(Entries from a dataset)
____________

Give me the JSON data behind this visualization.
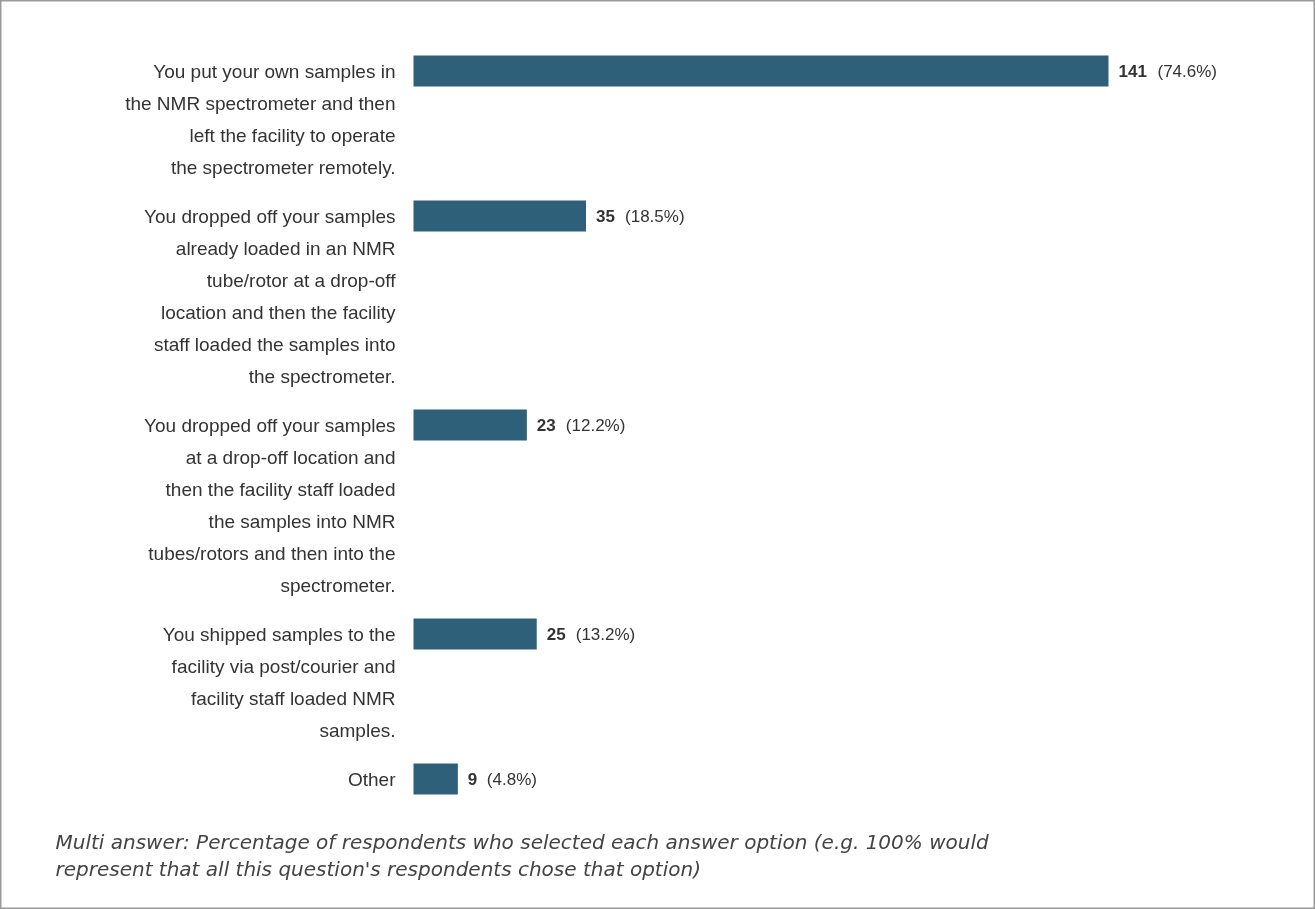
{
  "chart_data": {
    "type": "bar",
    "orientation": "horizontal",
    "categories": [
      "You put your own samples in the NMR spectrometer and then left the facility to operate the spectrometer remotely.",
      "You dropped off your samples already loaded in an NMR tube/rotor at a drop-off location and then the facility staff loaded the samples into the spectrometer.",
      "You dropped off your samples at a drop-off location and then the facility staff loaded the samples into NMR tubes/rotors and then into the spectrometer.",
      "You shipped samples to the facility via post/courier and facility staff loaded NMR samples.",
      "Other"
    ],
    "values": [
      141,
      35,
      23,
      25,
      9
    ],
    "value_labels": [
      "141 (74.6%)",
      "35 (18.5%)",
      "23 (12.2%)",
      "25 (13.2%)",
      "9 (4.8%)"
    ],
    "color": "#2e6079",
    "annotations": [
      "Multi answer: Percentage of respondents who selected each answer option (e.g. 100% would represent that all this question's respondents chose that option)"
    ]
  }
}
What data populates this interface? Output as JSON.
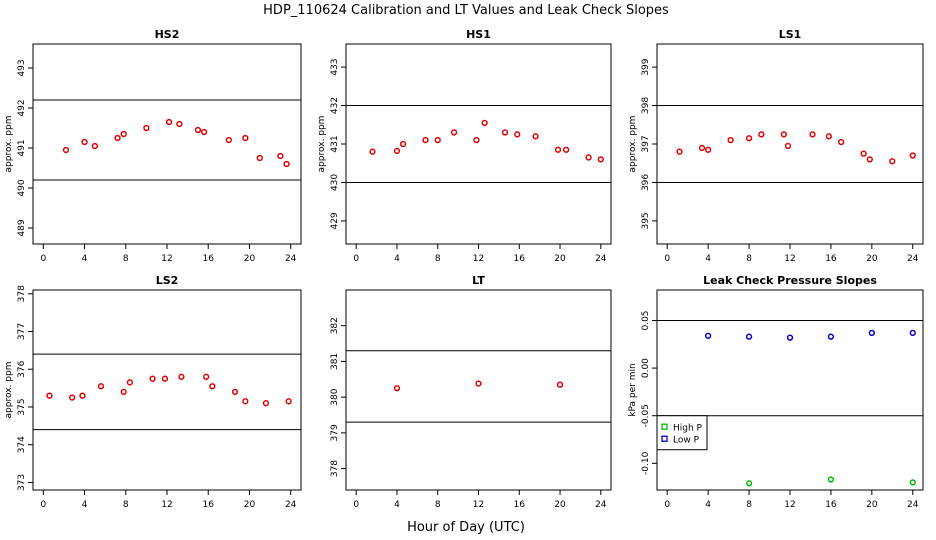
{
  "figure": {
    "title": "HDP_110624  Calibration and LT Values and Leak Check Slopes",
    "xlabel": "Hour of Day (UTC)"
  },
  "chart_data": [
    {
      "type": "scatter",
      "title": "HS2",
      "ylabel": "approx. ppm",
      "xlim": [
        -1,
        25
      ],
      "ylim": [
        488.6,
        493.6
      ],
      "xticks": [
        0,
        4,
        8,
        12,
        16,
        20,
        24
      ],
      "yticks": [
        489,
        490,
        491,
        492,
        493
      ],
      "hlines": [
        492.2,
        490.2
      ],
      "series": [
        {
          "color": "#e00000",
          "x": [
            2.2,
            4,
            5,
            7.2,
            7.8,
            10,
            12.2,
            13.2,
            15,
            15.6,
            18,
            19.6,
            21,
            23,
            23.6
          ],
          "y": [
            490.95,
            491.15,
            491.05,
            491.25,
            491.35,
            491.5,
            491.65,
            491.6,
            491.45,
            491.4,
            491.2,
            491.25,
            490.75,
            490.8,
            490.6
          ]
        }
      ]
    },
    {
      "type": "scatter",
      "title": "HS1",
      "ylabel": "approx. ppm",
      "xlim": [
        -1,
        25
      ],
      "ylim": [
        428.4,
        433.6
      ],
      "xticks": [
        0,
        4,
        8,
        12,
        16,
        20,
        24
      ],
      "yticks": [
        429,
        430,
        431,
        432,
        433
      ],
      "hlines": [
        432,
        430
      ],
      "series": [
        {
          "color": "#e00000",
          "x": [
            1.6,
            4,
            4.6,
            6.8,
            8,
            9.6,
            11.8,
            12.6,
            14.6,
            15.8,
            17.6,
            19.8,
            20.6,
            22.8,
            24
          ],
          "y": [
            430.8,
            430.82,
            431,
            431.1,
            431.1,
            431.3,
            431.1,
            431.55,
            431.3,
            431.25,
            431.2,
            430.85,
            430.85,
            430.65,
            430.6
          ]
        }
      ]
    },
    {
      "type": "scatter",
      "title": "LS1",
      "ylabel": "approx. ppm",
      "xlim": [
        -1,
        25
      ],
      "ylim": [
        394.4,
        399.6
      ],
      "xticks": [
        0,
        4,
        8,
        12,
        16,
        20,
        24
      ],
      "yticks": [
        395,
        396,
        397,
        398,
        399
      ],
      "hlines": [
        398,
        396
      ],
      "series": [
        {
          "color": "#e00000",
          "x": [
            1.2,
            3.4,
            4,
            6.2,
            8,
            9.2,
            11.4,
            11.8,
            14.2,
            15.8,
            17,
            19.2,
            19.8,
            22,
            24
          ],
          "y": [
            396.8,
            396.9,
            396.85,
            397.1,
            397.15,
            397.25,
            397.25,
            396.95,
            397.25,
            397.2,
            397.05,
            396.75,
            396.6,
            396.55,
            396.7
          ]
        }
      ]
    },
    {
      "type": "scatter",
      "title": "LS2",
      "ylabel": "approx. ppm",
      "xlim": [
        -1,
        25
      ],
      "ylim": [
        372.8,
        378.1
      ],
      "xticks": [
        0,
        4,
        8,
        12,
        16,
        20,
        24
      ],
      "yticks": [
        373,
        374,
        375,
        376,
        377,
        378
      ],
      "hlines": [
        376.4,
        374.4
      ],
      "series": [
        {
          "color": "#e00000",
          "x": [
            0.6,
            2.8,
            3.8,
            5.6,
            7.8,
            8.4,
            10.6,
            11.8,
            13.4,
            15.8,
            16.4,
            18.6,
            19.6,
            21.6,
            23.8
          ],
          "y": [
            375.3,
            375.25,
            375.3,
            375.55,
            375.4,
            375.65,
            375.75,
            375.75,
            375.8,
            375.8,
            375.55,
            375.4,
            375.15,
            375.1,
            375.15
          ]
        }
      ]
    },
    {
      "type": "scatter",
      "title": "LT",
      "ylabel": "",
      "xlim": [
        -1,
        25
      ],
      "ylim": [
        377.4,
        383
      ],
      "xticks": [
        0,
        4,
        8,
        12,
        16,
        20,
        24
      ],
      "yticks": [
        378,
        379,
        380,
        381,
        382
      ],
      "hlines": [
        381.3,
        379.3
      ],
      "series": [
        {
          "color": "#e00000",
          "x": [
            4,
            12,
            20
          ],
          "y": [
            380.25,
            380.38,
            380.35
          ]
        }
      ]
    },
    {
      "type": "scatter",
      "title": "Leak Check Pressure Slopes",
      "ylabel": "kPa per min",
      "xlim": [
        -1,
        25
      ],
      "ylim": [
        -0.128,
        0.082
      ],
      "xticks": [
        0,
        4,
        8,
        12,
        16,
        20,
        24
      ],
      "yticks": [
        -0.1,
        -0.05,
        0.0,
        0.05
      ],
      "ytick_labels": [
        "-0.10",
        "-0.05",
        "0.00",
        "0.05"
      ],
      "hlines": [
        0.05,
        -0.05
      ],
      "legend": {
        "position": "bottom-left",
        "entries": [
          "High P",
          "Low P"
        ]
      },
      "series": [
        {
          "name": "High P",
          "color": "#00bb00",
          "x": [
            8,
            16,
            24
          ],
          "y": [
            -0.121,
            -0.117,
            -0.12
          ]
        },
        {
          "name": "Low P",
          "color": "#0000cc",
          "x": [
            4,
            8,
            12,
            16,
            20,
            24
          ],
          "y": [
            0.034,
            0.033,
            0.032,
            0.033,
            0.037,
            0.037
          ]
        }
      ]
    }
  ]
}
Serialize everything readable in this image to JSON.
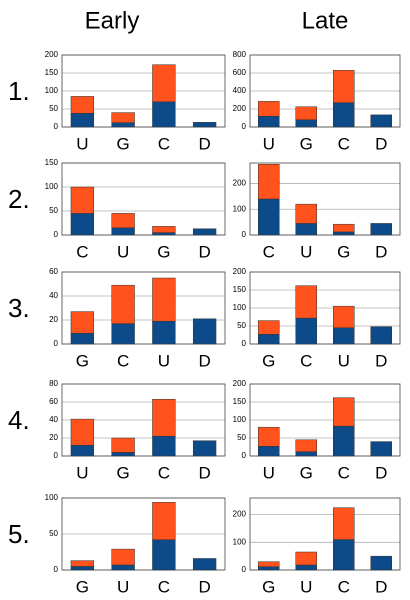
{
  "columns": [
    "Early",
    "Late"
  ],
  "rows": [
    "1.",
    "2.",
    "3.",
    "4.",
    "5."
  ],
  "chart_data": [
    {
      "type": "bar",
      "stacked": true,
      "categories": [
        "U",
        "G",
        "C",
        "D"
      ],
      "ylim": [
        0,
        200
      ],
      "yticks": [
        0,
        50,
        100,
        150,
        200
      ],
      "grid": true,
      "series": [
        {
          "color": "#0d4a8a",
          "values": [
            38,
            12,
            70,
            13
          ]
        },
        {
          "color": "#ff521c",
          "values": [
            47,
            28,
            103,
            0
          ]
        }
      ]
    },
    {
      "type": "bar",
      "stacked": true,
      "categories": [
        "U",
        "G",
        "C",
        "D"
      ],
      "ylim": [
        0,
        800
      ],
      "yticks": [
        0,
        200,
        400,
        600,
        800
      ],
      "grid": true,
      "series": [
        {
          "color": "#0d4a8a",
          "values": [
            120,
            80,
            270,
            135
          ]
        },
        {
          "color": "#ff521c",
          "values": [
            165,
            145,
            360,
            0
          ]
        }
      ]
    },
    {
      "type": "bar",
      "stacked": true,
      "categories": [
        "C",
        "U",
        "G",
        "D"
      ],
      "ylim": [
        0,
        150
      ],
      "yticks": [
        0,
        50,
        100,
        150
      ],
      "grid": true,
      "series": [
        {
          "color": "#0d4a8a",
          "values": [
            45,
            15,
            5,
            13
          ]
        },
        {
          "color": "#ff521c",
          "values": [
            55,
            30,
            13,
            0
          ]
        }
      ]
    },
    {
      "type": "bar",
      "stacked": true,
      "categories": [
        "C",
        "U",
        "G",
        "D"
      ],
      "ylim": [
        0,
        280
      ],
      "yticks": [
        0,
        100,
        200
      ],
      "grid": true,
      "series": [
        {
          "color": "#0d4a8a",
          "values": [
            140,
            45,
            12,
            45
          ]
        },
        {
          "color": "#ff521c",
          "values": [
            135,
            75,
            30,
            0
          ]
        }
      ]
    },
    {
      "type": "bar",
      "stacked": true,
      "categories": [
        "G",
        "C",
        "U",
        "D"
      ],
      "ylim": [
        0,
        60
      ],
      "yticks": [
        0,
        20,
        40,
        60
      ],
      "grid": true,
      "series": [
        {
          "color": "#0d4a8a",
          "values": [
            9,
            17,
            19,
            21
          ]
        },
        {
          "color": "#ff521c",
          "values": [
            18,
            32,
            36,
            0
          ]
        }
      ]
    },
    {
      "type": "bar",
      "stacked": true,
      "categories": [
        "G",
        "C",
        "U",
        "D"
      ],
      "ylim": [
        0,
        200
      ],
      "yticks": [
        0,
        50,
        100,
        150,
        200
      ],
      "grid": true,
      "series": [
        {
          "color": "#0d4a8a",
          "values": [
            27,
            72,
            45,
            48
          ]
        },
        {
          "color": "#ff521c",
          "values": [
            38,
            90,
            60,
            0
          ]
        }
      ]
    },
    {
      "type": "bar",
      "stacked": true,
      "categories": [
        "U",
        "G",
        "C",
        "D"
      ],
      "ylim": [
        0,
        80
      ],
      "yticks": [
        0,
        20,
        40,
        60,
        80
      ],
      "grid": true,
      "series": [
        {
          "color": "#0d4a8a",
          "values": [
            12,
            4,
            22,
            17
          ]
        },
        {
          "color": "#ff521c",
          "values": [
            29,
            16,
            41,
            0
          ]
        }
      ]
    },
    {
      "type": "bar",
      "stacked": true,
      "categories": [
        "U",
        "G",
        "C",
        "D"
      ],
      "ylim": [
        0,
        200
      ],
      "yticks": [
        0,
        50,
        100,
        150,
        200
      ],
      "grid": true,
      "series": [
        {
          "color": "#0d4a8a",
          "values": [
            27,
            12,
            83,
            40
          ]
        },
        {
          "color": "#ff521c",
          "values": [
            53,
            33,
            79,
            0
          ]
        }
      ]
    },
    {
      "type": "bar",
      "stacked": true,
      "categories": [
        "G",
        "U",
        "C",
        "D"
      ],
      "ylim": [
        0,
        100
      ],
      "yticks": [
        0,
        50,
        100
      ],
      "grid": true,
      "series": [
        {
          "color": "#0d4a8a",
          "values": [
            5,
            7,
            42,
            16
          ]
        },
        {
          "color": "#ff521c",
          "values": [
            8,
            22,
            52,
            0
          ]
        }
      ]
    },
    {
      "type": "bar",
      "stacked": true,
      "categories": [
        "G",
        "U",
        "C",
        "D"
      ],
      "ylim": [
        0,
        260
      ],
      "yticks": [
        0,
        100,
        200
      ],
      "grid": true,
      "series": [
        {
          "color": "#0d4a8a",
          "values": [
            12,
            18,
            110,
            50
          ]
        },
        {
          "color": "#ff521c",
          "values": [
            18,
            47,
            115,
            0
          ]
        }
      ]
    }
  ]
}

____________

▶ [TASK TO COMPLETE] Copy out all lines where the word "dropped" appears.

▶ [PROBLEM SOLUTION]
      "You dropped off your samples already loaded in an NMR tube/rotor at a drop-off location and then the facility staff loaded the samples into the spectrometer.",
      "You dropped off your samples at a drop-off location and then the facility staff loaded the samples into NMR tubes/rotors and then into the spectrometer.",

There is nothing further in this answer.